STATED TASK -
What is the number of lines holding the word "icon"? Write that number and nothing else.

TASK INPUT -
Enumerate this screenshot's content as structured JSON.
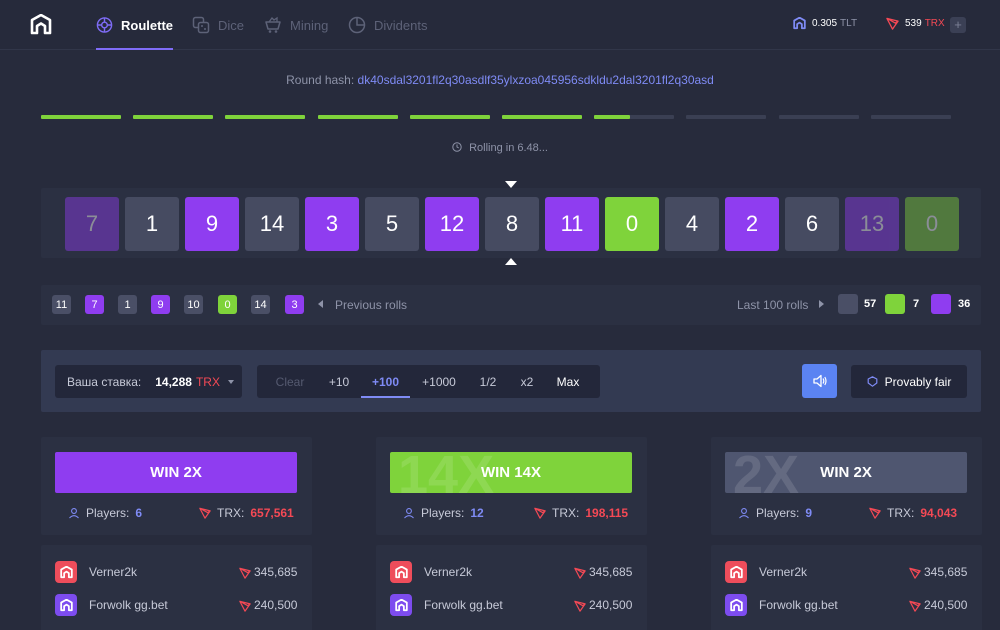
{
  "nav": {
    "tabs": [
      {
        "label": "Roulette",
        "icon": "roulette-icon",
        "active": true
      },
      {
        "label": "Dice",
        "icon": "dice-icon",
        "active": false
      },
      {
        "label": "Mining",
        "icon": "mining-cart-icon",
        "active": false
      },
      {
        "label": "Dividents",
        "icon": "pie-chart-icon",
        "active": false
      }
    ],
    "balances": [
      {
        "amount": "0.305",
        "currency": "TLT",
        "icon": "tlt-logo-icon"
      },
      {
        "amount": "539",
        "currency": "TRX",
        "icon": "trx-logo-icon"
      }
    ],
    "add_label": "+"
  },
  "hash": {
    "label": "Round hash:",
    "value": "dk40sdal3201fl2q30asdlf35ylxzoa045956sdkldu2dal3201fl2q30asd"
  },
  "progress": {
    "segments_total": 10,
    "segments_filled": 6,
    "partial_fraction": 0.45
  },
  "rolling": {
    "text": "Rolling in 6.48..."
  },
  "roulette": [
    {
      "n": "7",
      "color": "purple",
      "fade": true
    },
    {
      "n": "1",
      "color": "grey"
    },
    {
      "n": "9",
      "color": "purple"
    },
    {
      "n": "14",
      "color": "grey"
    },
    {
      "n": "3",
      "color": "purple"
    },
    {
      "n": "5",
      "color": "grey"
    },
    {
      "n": "12",
      "color": "purple"
    },
    {
      "n": "8",
      "color": "grey"
    },
    {
      "n": "11",
      "color": "purple"
    },
    {
      "n": "0",
      "color": "green"
    },
    {
      "n": "4",
      "color": "grey"
    },
    {
      "n": "2",
      "color": "purple"
    },
    {
      "n": "6",
      "color": "grey"
    },
    {
      "n": "13",
      "color": "purple",
      "fade": true
    },
    {
      "n": "0",
      "color": "green",
      "fade": true
    }
  ],
  "history": {
    "chips": [
      {
        "n": "11",
        "color": "grey"
      },
      {
        "n": "7",
        "color": "purple"
      },
      {
        "n": "1",
        "color": "grey"
      },
      {
        "n": "9",
        "color": "purple"
      },
      {
        "n": "10",
        "color": "grey"
      },
      {
        "n": "0",
        "color": "green"
      },
      {
        "n": "14",
        "color": "grey"
      },
      {
        "n": "3",
        "color": "purple"
      }
    ],
    "previous_label": "Previous rolls",
    "last_label": "Last 100 rolls",
    "stats": [
      {
        "color": "grey",
        "value": "57"
      },
      {
        "color": "green",
        "value": "7"
      },
      {
        "color": "purple",
        "value": "36"
      }
    ]
  },
  "bet": {
    "label": "Ваша ставка:",
    "amount": "14,288",
    "currency": "TRX",
    "quick": [
      {
        "label": "Clear",
        "state": "dim"
      },
      {
        "label": "+10",
        "state": "normal"
      },
      {
        "label": "+100",
        "state": "active"
      },
      {
        "label": "+1000",
        "state": "normal"
      },
      {
        "label": "1/2",
        "state": "normal"
      },
      {
        "label": "x2",
        "state": "normal"
      },
      {
        "label": "Max",
        "state": "white"
      }
    ],
    "fair_label": "Provably fair"
  },
  "columns": [
    {
      "win_label": "WIN 2X",
      "color": "purple",
      "watermark": "",
      "players_label": "Players:",
      "players": "6",
      "trx_label": "TRX:",
      "trx": "657,561",
      "rows": [
        {
          "name": "Verner2k",
          "amount": "345,685",
          "avatar": "red"
        },
        {
          "name": "Forwolk gg.bet",
          "amount": "240,500",
          "avatar": "violet"
        }
      ]
    },
    {
      "win_label": "WIN 14X",
      "color": "green",
      "watermark": "14X",
      "players_label": "Players:",
      "players": "12",
      "trx_label": "TRX:",
      "trx": "198,115",
      "rows": [
        {
          "name": "Verner2k",
          "amount": "345,685",
          "avatar": "red"
        },
        {
          "name": "Forwolk gg.bet",
          "amount": "240,500",
          "avatar": "violet"
        }
      ]
    },
    {
      "win_label": "WIN 2X",
      "color": "grey",
      "watermark": "2X",
      "players_label": "Players:",
      "players": "9",
      "trx_label": "TRX:",
      "trx": "94,043",
      "rows": [
        {
          "name": "Verner2k",
          "amount": "345,685",
          "avatar": "red"
        },
        {
          "name": "Forwolk gg.bet",
          "amount": "240,500",
          "avatar": "violet"
        }
      ]
    }
  ],
  "colors": {
    "purple": "#8f3df0",
    "green": "#7fd33b",
    "grey": "#464b61",
    "accent": "#7f8bf5",
    "trx": "#f44955"
  }
}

EXERCISE RESPONSE -
6